▸ What the exercise asks: Records follow. Select each line holding "Velocity".

▸ Given records:
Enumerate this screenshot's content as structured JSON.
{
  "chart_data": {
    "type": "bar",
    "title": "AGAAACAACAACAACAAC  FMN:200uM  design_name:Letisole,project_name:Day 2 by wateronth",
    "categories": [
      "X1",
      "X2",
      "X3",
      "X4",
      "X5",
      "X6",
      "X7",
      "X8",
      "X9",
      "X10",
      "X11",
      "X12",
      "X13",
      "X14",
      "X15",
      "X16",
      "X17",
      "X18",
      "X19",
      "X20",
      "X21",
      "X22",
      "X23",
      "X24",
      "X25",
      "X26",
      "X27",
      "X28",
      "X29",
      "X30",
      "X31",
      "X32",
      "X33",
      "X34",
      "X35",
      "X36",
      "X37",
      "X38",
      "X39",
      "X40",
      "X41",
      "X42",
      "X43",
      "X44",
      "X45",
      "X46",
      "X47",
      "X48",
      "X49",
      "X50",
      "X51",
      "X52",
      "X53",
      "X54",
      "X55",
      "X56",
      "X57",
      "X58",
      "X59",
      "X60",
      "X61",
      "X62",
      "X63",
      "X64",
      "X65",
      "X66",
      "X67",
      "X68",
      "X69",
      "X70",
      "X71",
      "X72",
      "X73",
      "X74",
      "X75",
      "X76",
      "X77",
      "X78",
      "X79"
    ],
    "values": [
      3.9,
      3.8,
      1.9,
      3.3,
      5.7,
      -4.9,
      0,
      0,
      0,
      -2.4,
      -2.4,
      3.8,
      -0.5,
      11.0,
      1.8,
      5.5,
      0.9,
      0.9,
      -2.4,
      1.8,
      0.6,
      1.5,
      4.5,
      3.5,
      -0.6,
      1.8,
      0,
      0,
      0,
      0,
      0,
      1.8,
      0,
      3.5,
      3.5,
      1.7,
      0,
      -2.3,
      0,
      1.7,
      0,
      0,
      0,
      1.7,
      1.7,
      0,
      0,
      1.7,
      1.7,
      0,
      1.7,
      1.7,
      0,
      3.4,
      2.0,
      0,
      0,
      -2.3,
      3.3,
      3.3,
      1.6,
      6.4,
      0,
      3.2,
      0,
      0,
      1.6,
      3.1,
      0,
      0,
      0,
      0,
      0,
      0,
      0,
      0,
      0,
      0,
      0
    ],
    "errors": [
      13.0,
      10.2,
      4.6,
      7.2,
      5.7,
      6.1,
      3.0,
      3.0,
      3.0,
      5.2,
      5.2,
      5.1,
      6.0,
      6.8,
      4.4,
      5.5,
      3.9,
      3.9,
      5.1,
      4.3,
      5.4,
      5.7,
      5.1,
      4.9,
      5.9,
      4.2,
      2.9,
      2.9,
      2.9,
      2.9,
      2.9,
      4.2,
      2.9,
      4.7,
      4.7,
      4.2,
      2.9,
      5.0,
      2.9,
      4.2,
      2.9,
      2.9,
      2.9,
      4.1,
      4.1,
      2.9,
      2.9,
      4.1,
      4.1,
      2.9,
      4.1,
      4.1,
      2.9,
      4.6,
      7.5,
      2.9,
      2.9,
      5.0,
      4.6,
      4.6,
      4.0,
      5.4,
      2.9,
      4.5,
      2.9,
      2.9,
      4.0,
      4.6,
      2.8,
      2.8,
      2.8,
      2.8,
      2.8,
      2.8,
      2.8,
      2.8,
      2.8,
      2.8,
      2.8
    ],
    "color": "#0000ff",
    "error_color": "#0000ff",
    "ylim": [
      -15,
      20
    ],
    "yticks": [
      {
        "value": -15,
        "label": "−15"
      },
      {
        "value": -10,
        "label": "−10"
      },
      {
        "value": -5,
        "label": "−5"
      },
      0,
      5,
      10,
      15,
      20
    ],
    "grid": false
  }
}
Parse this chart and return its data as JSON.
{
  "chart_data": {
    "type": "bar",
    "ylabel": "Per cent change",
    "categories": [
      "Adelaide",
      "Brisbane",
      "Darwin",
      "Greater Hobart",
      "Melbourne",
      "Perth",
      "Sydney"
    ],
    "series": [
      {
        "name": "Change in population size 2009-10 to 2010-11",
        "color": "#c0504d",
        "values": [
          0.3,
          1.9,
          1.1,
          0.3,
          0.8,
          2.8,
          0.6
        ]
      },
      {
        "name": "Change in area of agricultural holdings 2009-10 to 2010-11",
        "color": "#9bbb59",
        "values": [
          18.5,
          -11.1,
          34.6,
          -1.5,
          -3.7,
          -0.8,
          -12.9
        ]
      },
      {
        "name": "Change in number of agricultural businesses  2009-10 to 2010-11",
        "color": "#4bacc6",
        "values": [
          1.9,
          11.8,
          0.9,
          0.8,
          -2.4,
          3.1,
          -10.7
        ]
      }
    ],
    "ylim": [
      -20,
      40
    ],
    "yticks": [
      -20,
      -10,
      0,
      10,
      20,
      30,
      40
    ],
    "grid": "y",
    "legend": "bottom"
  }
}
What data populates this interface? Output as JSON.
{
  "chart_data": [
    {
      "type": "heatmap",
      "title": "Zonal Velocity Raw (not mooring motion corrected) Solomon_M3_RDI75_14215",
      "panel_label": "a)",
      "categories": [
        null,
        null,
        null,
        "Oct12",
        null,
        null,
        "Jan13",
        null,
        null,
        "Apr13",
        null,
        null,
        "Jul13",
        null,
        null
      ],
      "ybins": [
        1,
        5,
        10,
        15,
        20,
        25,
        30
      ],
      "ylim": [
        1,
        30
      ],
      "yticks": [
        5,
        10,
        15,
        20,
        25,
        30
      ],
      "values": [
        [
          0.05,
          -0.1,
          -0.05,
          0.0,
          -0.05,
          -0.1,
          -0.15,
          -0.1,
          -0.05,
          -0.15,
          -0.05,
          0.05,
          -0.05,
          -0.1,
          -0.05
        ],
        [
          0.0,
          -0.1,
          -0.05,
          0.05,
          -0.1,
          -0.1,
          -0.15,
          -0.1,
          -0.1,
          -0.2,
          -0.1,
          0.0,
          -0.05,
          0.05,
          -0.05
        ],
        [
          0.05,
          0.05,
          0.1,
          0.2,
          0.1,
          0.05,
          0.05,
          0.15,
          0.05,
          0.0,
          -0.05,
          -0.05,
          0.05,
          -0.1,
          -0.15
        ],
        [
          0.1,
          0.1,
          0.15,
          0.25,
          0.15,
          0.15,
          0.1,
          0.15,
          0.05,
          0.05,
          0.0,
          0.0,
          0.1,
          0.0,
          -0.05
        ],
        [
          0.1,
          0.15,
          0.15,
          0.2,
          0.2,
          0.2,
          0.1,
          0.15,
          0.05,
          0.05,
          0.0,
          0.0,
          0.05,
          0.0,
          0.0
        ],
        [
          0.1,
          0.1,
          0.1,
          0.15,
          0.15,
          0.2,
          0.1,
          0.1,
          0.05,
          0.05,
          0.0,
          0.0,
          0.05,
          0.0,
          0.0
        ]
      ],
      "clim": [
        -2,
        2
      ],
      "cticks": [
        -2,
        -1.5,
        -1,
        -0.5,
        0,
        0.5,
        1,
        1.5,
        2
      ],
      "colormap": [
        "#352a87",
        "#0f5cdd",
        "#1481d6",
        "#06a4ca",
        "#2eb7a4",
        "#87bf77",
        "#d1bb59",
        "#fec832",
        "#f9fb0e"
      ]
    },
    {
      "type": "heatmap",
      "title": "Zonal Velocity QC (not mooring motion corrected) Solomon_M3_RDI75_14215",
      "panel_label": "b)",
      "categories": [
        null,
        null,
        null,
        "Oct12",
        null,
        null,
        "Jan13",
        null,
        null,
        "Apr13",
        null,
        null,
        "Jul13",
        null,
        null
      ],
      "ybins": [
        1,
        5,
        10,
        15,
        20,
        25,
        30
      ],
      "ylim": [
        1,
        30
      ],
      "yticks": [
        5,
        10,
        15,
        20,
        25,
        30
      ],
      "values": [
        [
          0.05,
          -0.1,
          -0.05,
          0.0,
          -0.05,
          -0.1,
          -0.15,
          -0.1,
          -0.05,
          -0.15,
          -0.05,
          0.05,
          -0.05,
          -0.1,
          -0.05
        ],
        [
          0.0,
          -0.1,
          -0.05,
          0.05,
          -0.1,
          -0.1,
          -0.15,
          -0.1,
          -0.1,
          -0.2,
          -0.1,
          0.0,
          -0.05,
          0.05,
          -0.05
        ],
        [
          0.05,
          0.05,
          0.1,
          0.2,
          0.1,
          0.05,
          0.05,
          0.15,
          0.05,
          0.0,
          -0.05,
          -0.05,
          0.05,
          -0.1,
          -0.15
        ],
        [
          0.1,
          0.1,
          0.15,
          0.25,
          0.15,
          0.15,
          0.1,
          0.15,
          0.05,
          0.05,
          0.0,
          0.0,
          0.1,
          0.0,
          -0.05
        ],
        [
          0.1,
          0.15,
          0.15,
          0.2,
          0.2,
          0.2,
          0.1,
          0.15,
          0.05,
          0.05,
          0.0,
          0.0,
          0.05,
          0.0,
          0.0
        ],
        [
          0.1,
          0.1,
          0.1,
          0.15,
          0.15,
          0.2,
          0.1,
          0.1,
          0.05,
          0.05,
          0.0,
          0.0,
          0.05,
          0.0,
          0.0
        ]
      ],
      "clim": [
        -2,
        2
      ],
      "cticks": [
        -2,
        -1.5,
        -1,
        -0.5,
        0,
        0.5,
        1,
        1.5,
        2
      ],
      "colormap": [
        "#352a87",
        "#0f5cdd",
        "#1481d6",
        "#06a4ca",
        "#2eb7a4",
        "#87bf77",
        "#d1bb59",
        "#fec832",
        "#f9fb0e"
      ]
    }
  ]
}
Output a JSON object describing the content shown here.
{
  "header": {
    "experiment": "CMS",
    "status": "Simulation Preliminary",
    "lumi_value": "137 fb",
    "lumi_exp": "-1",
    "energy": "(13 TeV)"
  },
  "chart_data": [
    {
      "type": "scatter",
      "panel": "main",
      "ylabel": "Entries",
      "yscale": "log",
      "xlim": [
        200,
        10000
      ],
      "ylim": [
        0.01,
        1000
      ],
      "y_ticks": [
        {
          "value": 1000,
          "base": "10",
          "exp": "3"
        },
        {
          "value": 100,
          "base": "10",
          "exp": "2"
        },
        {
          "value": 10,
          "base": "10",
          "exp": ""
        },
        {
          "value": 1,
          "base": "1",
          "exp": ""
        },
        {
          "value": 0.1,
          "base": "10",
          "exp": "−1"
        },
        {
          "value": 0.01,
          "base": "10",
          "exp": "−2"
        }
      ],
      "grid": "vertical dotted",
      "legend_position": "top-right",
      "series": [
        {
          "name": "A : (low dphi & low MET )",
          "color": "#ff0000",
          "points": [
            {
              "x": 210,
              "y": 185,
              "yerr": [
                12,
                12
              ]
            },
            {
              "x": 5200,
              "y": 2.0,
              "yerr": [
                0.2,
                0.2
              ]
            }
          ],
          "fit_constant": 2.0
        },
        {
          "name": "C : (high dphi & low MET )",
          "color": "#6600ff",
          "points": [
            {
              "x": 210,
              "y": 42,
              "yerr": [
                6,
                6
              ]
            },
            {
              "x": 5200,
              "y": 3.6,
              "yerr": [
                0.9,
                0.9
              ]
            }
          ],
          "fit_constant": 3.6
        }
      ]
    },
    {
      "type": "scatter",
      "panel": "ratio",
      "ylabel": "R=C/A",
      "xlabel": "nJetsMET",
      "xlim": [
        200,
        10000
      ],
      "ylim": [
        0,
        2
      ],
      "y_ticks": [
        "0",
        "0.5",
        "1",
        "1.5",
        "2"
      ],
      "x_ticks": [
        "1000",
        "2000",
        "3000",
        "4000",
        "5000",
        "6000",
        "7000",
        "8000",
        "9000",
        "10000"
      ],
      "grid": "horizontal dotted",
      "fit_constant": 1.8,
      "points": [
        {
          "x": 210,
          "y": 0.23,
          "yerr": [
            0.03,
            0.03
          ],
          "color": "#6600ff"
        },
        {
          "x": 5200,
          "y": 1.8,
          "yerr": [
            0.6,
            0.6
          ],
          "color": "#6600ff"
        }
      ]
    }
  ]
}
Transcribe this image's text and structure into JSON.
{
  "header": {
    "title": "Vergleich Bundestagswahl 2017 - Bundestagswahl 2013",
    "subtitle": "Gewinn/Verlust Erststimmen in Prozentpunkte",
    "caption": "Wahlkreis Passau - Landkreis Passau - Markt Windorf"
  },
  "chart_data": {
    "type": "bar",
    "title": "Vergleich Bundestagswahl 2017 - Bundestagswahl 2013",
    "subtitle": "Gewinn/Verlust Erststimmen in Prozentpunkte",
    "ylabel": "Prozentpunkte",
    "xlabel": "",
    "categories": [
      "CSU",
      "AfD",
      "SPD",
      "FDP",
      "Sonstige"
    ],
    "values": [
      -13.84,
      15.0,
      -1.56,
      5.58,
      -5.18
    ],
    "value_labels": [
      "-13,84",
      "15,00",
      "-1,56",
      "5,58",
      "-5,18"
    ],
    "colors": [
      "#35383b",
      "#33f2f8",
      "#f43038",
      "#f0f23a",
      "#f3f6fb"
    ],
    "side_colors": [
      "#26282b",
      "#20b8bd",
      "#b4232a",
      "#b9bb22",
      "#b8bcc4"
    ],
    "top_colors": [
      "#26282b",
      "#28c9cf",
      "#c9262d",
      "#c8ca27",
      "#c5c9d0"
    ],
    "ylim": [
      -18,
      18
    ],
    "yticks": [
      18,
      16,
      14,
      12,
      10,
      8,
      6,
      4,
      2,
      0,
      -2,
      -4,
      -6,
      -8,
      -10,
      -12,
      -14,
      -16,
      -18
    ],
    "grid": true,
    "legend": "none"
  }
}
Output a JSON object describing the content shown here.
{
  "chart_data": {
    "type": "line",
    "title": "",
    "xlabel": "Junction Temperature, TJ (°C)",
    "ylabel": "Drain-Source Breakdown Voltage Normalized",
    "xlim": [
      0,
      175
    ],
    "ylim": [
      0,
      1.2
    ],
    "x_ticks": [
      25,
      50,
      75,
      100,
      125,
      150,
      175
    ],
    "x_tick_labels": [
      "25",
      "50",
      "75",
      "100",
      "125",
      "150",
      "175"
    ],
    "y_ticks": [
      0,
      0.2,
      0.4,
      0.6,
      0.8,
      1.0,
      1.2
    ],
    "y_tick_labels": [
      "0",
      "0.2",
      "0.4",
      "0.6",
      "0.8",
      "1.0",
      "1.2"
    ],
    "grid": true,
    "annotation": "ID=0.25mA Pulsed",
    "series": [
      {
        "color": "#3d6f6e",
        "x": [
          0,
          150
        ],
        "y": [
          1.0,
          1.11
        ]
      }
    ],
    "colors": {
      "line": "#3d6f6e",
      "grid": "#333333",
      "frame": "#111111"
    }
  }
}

▸ Task result:
      "title": "Zonal Velocity Raw (not mooring motion corrected) Solomon_M3_RDI75_14215",
      "title": "Zonal Velocity QC (not mooring motion corrected) Solomon_M3_RDI75_14215",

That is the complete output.